- [GOAL]:
Which lines hold the word "七臣七主"? Copy each of them from the material.

[Records contained in a dataset]

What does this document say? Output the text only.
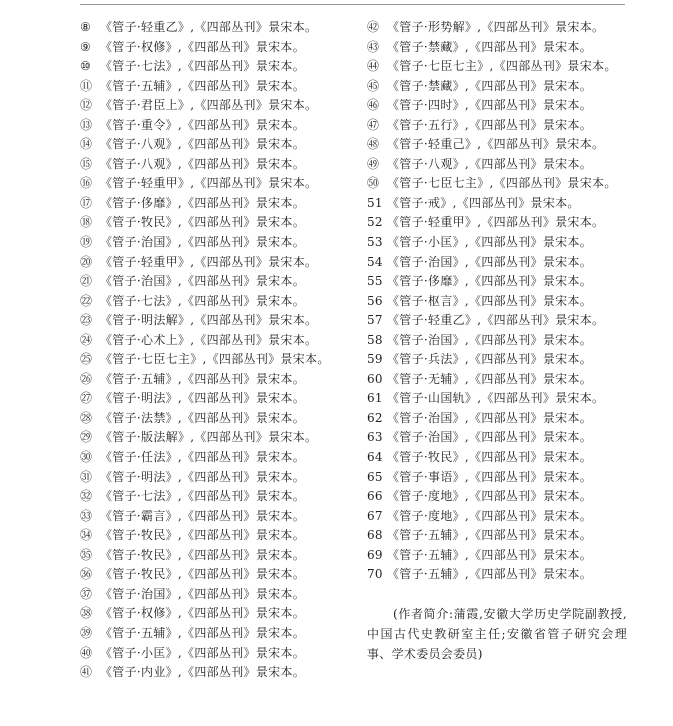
⑧ 《管子·轻重乙》,《四部丛刊》景宋本。
⑨ 《管子·权修》,《四部丛刊》景宋本。
⑩ 《管子·七法》,《四部丛刊》景宋本。
⑪ 《管子·五辅》,《四部丛刊》景宋本。
⑫ 《管子·君臣上》,《四部丛刊》景宋本。
⑬ 《管子·重令》,《四部丛刊》景宋本。
⑭ 《管子·八观》,《四部丛刊》景宋本。
⑮ 《管子·八观》,《四部丛刊》景宋本。
⑯ 《管子·轻重甲》,《四部丛刊》景宋本。
⑰ 《管子·侈靡》,《四部丛刊》景宋本。
⑱ 《管子·牧民》,《四部丛刊》景宋本。
⑲ 《管子·治国》,《四部丛刊》景宋本。
⑳ 《管子·轻重甲》,《四部丛刊》景宋本。
㉑ 《管子·治国》,《四部丛刊》景宋本。
㉒ 《管子·七法》,《四部丛刊》景宋本。
㉓ 《管子·明法解》,《四部丛刊》景宋本。
㉔ 《管子·心术上》,《四部丛刊》景宋本。
㉕ 《管子·七臣七主》,《四部丛刊》景宋本。
㉖ 《管子·五辅》,《四部丛刊》景宋本。
㉗ 《管子·明法》,《四部丛刊》景宋本。
㉘ 《管子·法禁》,《四部丛刊》景宋本。
㉙ 《管子·版法解》,《四部丛刊》景宋本。
㉚ 《管子·任法》,《四部丛刊》景宋本。
㉛ 《管子·明法》,《四部丛刊》景宋本。
㉜ 《管子·七法》,《四部丛刊》景宋本。
㉝ 《管子·霸言》,《四部丛刊》景宋本。
㉞ 《管子·牧民》,《四部丛刊》景宋本。
㉟ 《管子·牧民》,《四部丛刊》景宋本。
㊱ 《管子·牧民》,《四部丛刊》景宋本。
㊲ 《管子·治国》,《四部丛刊》景宋本。
㊳ 《管子·权修》,《四部丛刊》景宋本。
㊴ 《管子·五辅》,《四部丛刊》景宋本。
㊵ 《管子·小匡》,《四部丛刊》景宋本。
㊶ 《管子·内业》,《四部丛刊》景宋本。
㊷ 《管子·形势解》,《四部丛刊》景宋本。
㊸ 《管子·禁藏》,《四部丛刊》景宋本。
㊹ 《管子·七臣七主》,《四部丛刊》景宋本。
㊺ 《管子·禁藏》,《四部丛刊》景宋本。
㊻ 《管子·四时》,《四部丛刊》景宋本。
㊼ 《管子·五行》,《四部丛刊》景宋本。
㊽ 《管子·轻重己》,《四部丛刊》景宋本。
㊾ 《管子·八观》,《四部丛刊》景宋本。
㊿ 《管子·七臣七主》,《四部丛刊》景宋本。
51 《管子·戒》,《四部丛刊》景宋本。
52 《管子·轻重甲》,《四部丛刊》景宋本。
53 《管子·小匡》,《四部丛刊》景宋本。
54 《管子·治国》,《四部丛刊》景宋本。
55 《管子·侈靡》,《四部丛刊》景宋本。
56 《管子·枢言》,《四部丛刊》景宋本。
57 《管子·轻重乙》,《四部丛刊》景宋本。
58 《管子·治国》,《四部丛刊》景宋本。
59 《管子·兵法》,《四部丛刊》景宋本。
60 《管子·无辅》,《四部丛刊》景宋本。
61 《管子·山国轨》,《四部丛刊》景宋本。
62 《管子·治国》,《四部丛刊》景宋本。
63 《管子·治国》,《四部丛刊》景宋本。
64 《管子·牧民》,《四部丛刊》景宋本。
65 《管子·事语》,《四部丛刊》景宋本。
66 《管子·度地》,《四部丛刊》景宋本。
67 《管子·度地》,《四部丛刊》景宋本。
68 《管子·五辅》,《四部丛刊》景宋本。
69 《管子·五辅》,《四部丛刊》景宋本。
70 《管子·五辅》,《四部丛刊》景宋本。
(作者简介:蒲霞,安徽大学历史学院副教授,中国古代史教研室主任;安徽省管子研究会理事、学术委员会委员)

- [WORKED SOLUTION]:
㉕ 《管子·七臣七主》,《四部丛刊》景宋本。
㊹ 《管子·七臣七主》,《四部丛刊》景宋本。
㊿ 《管子·七臣七主》,《四部丛刊》景宋本。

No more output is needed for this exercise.